====== Passage given ======

بسم اله الرحمن الرحیم - هست کلید در گنج حکیم

Matcha TTS For persian language

This recepie is for training persian/english tts models (the middle part of the tts, converting ipa phonemes to melspectograms).

The main repo is here.

To do this, you probably need a graphic card with 8GBs of vram for 12 hours or more, supporting pytorch (or use google-colab, kaggle notebook, ...).

Remeber than a classic TTS system consists of these parts:

Vowelizer: Converting text to ipa (International Phonetic Association). Most of the error sin reading(WER) correspond to this part. E-speak library via espeak-ng or piper_phonemizer is usually used for this part.
TTS Model: Converting ipa to melspectograms.
Vocoder: Converts melspectogram diagrams to sound. hifigan is usually used and gives natural results.

====== Material provided ======

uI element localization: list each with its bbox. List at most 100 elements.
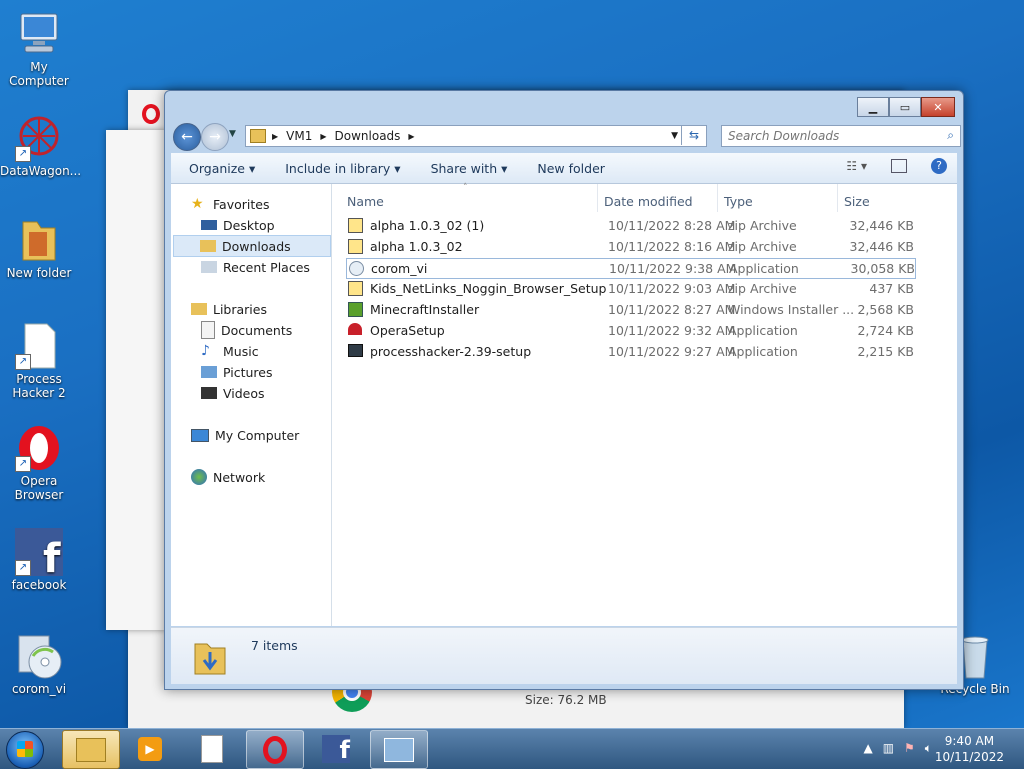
title-bar[interactable]: ▁ ▭ ✕ xyxy=(165,91,963,119)
taskbar: ▶ f ▲ ▥ ⚑ 🔈︎ 9:40 AM 10/11/2022 xyxy=(0,728,1024,769)
file-date: 10/11/2022 9:27 AM xyxy=(608,344,736,359)
nav-music[interactable]: ♪ Music xyxy=(201,341,357,361)
nav-my-computer[interactable]: My Computer xyxy=(191,425,347,445)
shortcut-arrow-icon: ↗ xyxy=(15,456,31,472)
desktop-icon-process-hacker[interactable]: ↗ Process Hacker 2 xyxy=(0,322,78,400)
svg-text:f: f xyxy=(43,536,61,576)
maximize-button[interactable]: ▭ xyxy=(889,97,921,117)
shortcut-arrow-icon: ↗ xyxy=(15,560,31,576)
desktop-icon-new-folder[interactable]: New folder xyxy=(0,216,78,280)
file-date: 10/11/2022 8:16 AM xyxy=(608,239,736,254)
column-header-size[interactable]: Size xyxy=(844,190,914,212)
refresh-button[interactable]: ⇆ xyxy=(681,125,706,145)
file-row[interactable]: processhacker-2.39-setup 10/11/2022 9:27… xyxy=(346,342,914,361)
new-folder-button[interactable]: New folder xyxy=(537,161,605,176)
file-row[interactable]: Kids_NetLinks_Noggin_Browser_Setup 10/11… xyxy=(346,279,914,298)
zip-archive-icon xyxy=(348,218,363,233)
taskbar-explorer[interactable] xyxy=(62,730,120,769)
star-icon: ★ xyxy=(191,196,204,212)
nav-favorites[interactable]: ★ Favorites xyxy=(191,194,347,214)
taskbar-facebook[interactable]: f xyxy=(308,730,364,767)
file-name: alpha 1.0.3_02 xyxy=(370,239,463,254)
maximize-icon: ▭ xyxy=(899,100,911,114)
file-size: 2,215 KB xyxy=(857,344,914,359)
desktop-icon-label: DataWagon... xyxy=(0,164,82,178)
file-name: corom_vi xyxy=(371,261,428,276)
document-icon: ↗ xyxy=(15,322,63,370)
organize-menu[interactable]: Organize ▾ xyxy=(189,161,255,176)
address-row: ← → ▼ ▶ VM1 ▶ Downloads ▶ ▼ ⇆ ⌕ xyxy=(173,123,961,151)
refresh-icon: ⇆ xyxy=(688,128,700,142)
taskbar-opera[interactable] xyxy=(246,730,304,769)
action-center-icon[interactable]: ⚑ xyxy=(904,741,915,756)
content-area: ★ Favorites Desktop Downloads Recent Plac… xyxy=(171,183,957,626)
close-icon: ✕ xyxy=(933,100,943,114)
column-header-date-modified[interactable]: Date modified xyxy=(604,190,714,212)
taskbar-clock[interactable]: 9:40 AM 10/11/2022 xyxy=(935,733,1004,765)
include-in-library-menu[interactable]: Include in library ▾ xyxy=(285,161,400,176)
nav-documents[interactable]: Documents xyxy=(201,320,357,340)
breadcrumb-downloads[interactable]: Downloads xyxy=(335,129,401,143)
opera-icon xyxy=(263,735,287,764)
address-dropdown-icon[interactable]: ▼ xyxy=(671,131,678,141)
taskbar-media-player[interactable]: ▶ xyxy=(122,730,178,767)
desktop-icon-label: facebook xyxy=(11,578,67,592)
search-box[interactable]: ⌕ xyxy=(721,125,961,147)
system-tray: ▲ ▥ ⚑ 🔈︎ xyxy=(863,741,932,756)
file-row[interactable]: alpha 1.0.3_02 10/11/2022 8:16 AM zip Ar… xyxy=(346,237,914,256)
background-window-2[interactable] xyxy=(106,130,166,630)
breadcrumb-arrow-icon[interactable]: ▶ xyxy=(408,132,414,141)
nav-network[interactable]: Network xyxy=(191,467,347,487)
preview-pane-icon[interactable] xyxy=(891,159,907,173)
search-icon[interactable]: ⌕ xyxy=(947,128,954,143)
breadcrumb-arrow-icon[interactable]: ▶ xyxy=(320,132,326,141)
file-row[interactable]: MinecraftInstaller 10/11/2022 8:27 AM Wi… xyxy=(346,300,914,319)
search-input[interactable] xyxy=(722,126,930,146)
forward-button[interactable]: → xyxy=(201,123,229,151)
zip-archive-icon xyxy=(348,239,363,254)
desktop-icon-label: corom_vi xyxy=(11,682,67,696)
file-date: 10/11/2022 9:03 AM xyxy=(608,281,736,296)
close-button[interactable]: ✕ xyxy=(921,97,955,117)
desktop-icon-label: New folder xyxy=(6,266,72,280)
file-row[interactable]: alpha 1.0.3_02 (1) 10/11/2022 8:28 AM zi… xyxy=(346,216,914,235)
nav-downloads[interactable]: Downloads xyxy=(173,235,331,257)
breadcrumb-vm1[interactable]: VM1 xyxy=(286,129,312,143)
address-bar[interactable]: ▶ VM1 ▶ Downloads ▶ ▼ xyxy=(245,125,707,147)
desktop-icon-opera[interactable]: ↗ Opera Browser xyxy=(0,424,78,502)
breadcrumb-arrow-icon[interactable]: ▶ xyxy=(272,132,278,141)
details-pane: 7 items xyxy=(171,627,957,684)
network-tray-icon[interactable]: ▥ xyxy=(883,741,894,756)
desktop-icon-my-computer[interactable]: My Computer xyxy=(0,10,78,88)
help-icon[interactable]: ? xyxy=(931,158,947,174)
nav-desktop[interactable]: Desktop xyxy=(201,215,357,235)
file-row-selected[interactable]: corom_vi 10/11/2022 9:38 AM Application … xyxy=(346,258,916,279)
back-button[interactable]: ← xyxy=(173,123,201,151)
view-options-button[interactable]: ☷ ▾ xyxy=(846,159,867,173)
column-header-name[interactable]: Name xyxy=(347,190,597,212)
taskbar-remote-desktop[interactable] xyxy=(370,730,428,769)
nav-videos[interactable]: Videos xyxy=(201,383,357,403)
column-header-type[interactable]: Type xyxy=(724,190,834,212)
desktop-icon-corom-vi[interactable]: corom_vi xyxy=(0,632,78,696)
desktop-icon-datawagon[interactable]: ↗ DataWagon... xyxy=(0,114,82,178)
back-arrow-icon: ← xyxy=(181,129,193,145)
volume-icon[interactable]: 🔈︎ xyxy=(925,741,932,756)
nav-recent-places[interactable]: Recent Places xyxy=(201,257,357,277)
file-row[interactable]: OperaSetup 10/11/2022 9:32 AM Applicatio… xyxy=(346,321,914,340)
file-list: Name ˄ Date modified Type Size alpha 1.0… xyxy=(341,183,957,626)
show-hidden-icons-button[interactable]: ▲ xyxy=(863,741,872,756)
start-button[interactable] xyxy=(6,731,44,769)
desktop-icon-label: Opera Browser xyxy=(14,474,64,502)
recent-pages-dropdown[interactable]: ▼ xyxy=(229,129,236,139)
minimize-button[interactable]: ▁ xyxy=(857,97,889,117)
desktop-icon-facebook[interactable]: f ↗ facebook xyxy=(0,528,78,592)
remote-desktop-icon xyxy=(384,737,414,762)
nav-libraries[interactable]: Libraries xyxy=(191,299,347,319)
nav-pictures[interactable]: Pictures xyxy=(201,362,357,382)
taskbar-document[interactable] xyxy=(184,730,240,767)
share-with-menu[interactable]: Share with ▾ xyxy=(431,161,508,176)
file-name: alpha 1.0.3_02 (1) xyxy=(370,218,485,233)
explorer-window[interactable]: ▁ ▭ ✕ ← → ▼ ▶ VM1 ▶ Downloads ▶ ▼ ⇆ ⌕ Or… xyxy=(164,90,964,690)
file-date: 10/11/2022 8:27 AM xyxy=(608,302,736,317)
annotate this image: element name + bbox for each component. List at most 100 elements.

======

▸ **Exercise tasks**:
a) According to the Matcha TTS page, which tool is usually used for the vocoder?
b) From the Matcha TTS page, reproduce everything from "This recepie is" down to "kaggle notebook, ...)." word for word.
The records are separate material and are unrelated to the Matcha TTS page.

▸ **Results by task**:
a) Hifigan

b)
This recepie is for training persian/english tts models (the middle part of the tts, converting ipa phonemes to melspectograms).

The main repo is here.

To do this, you probably need a graphic card with 8GBs of vram for 12 hours or more, supporting pytorch (or use google-colab, kaggle notebook, ...).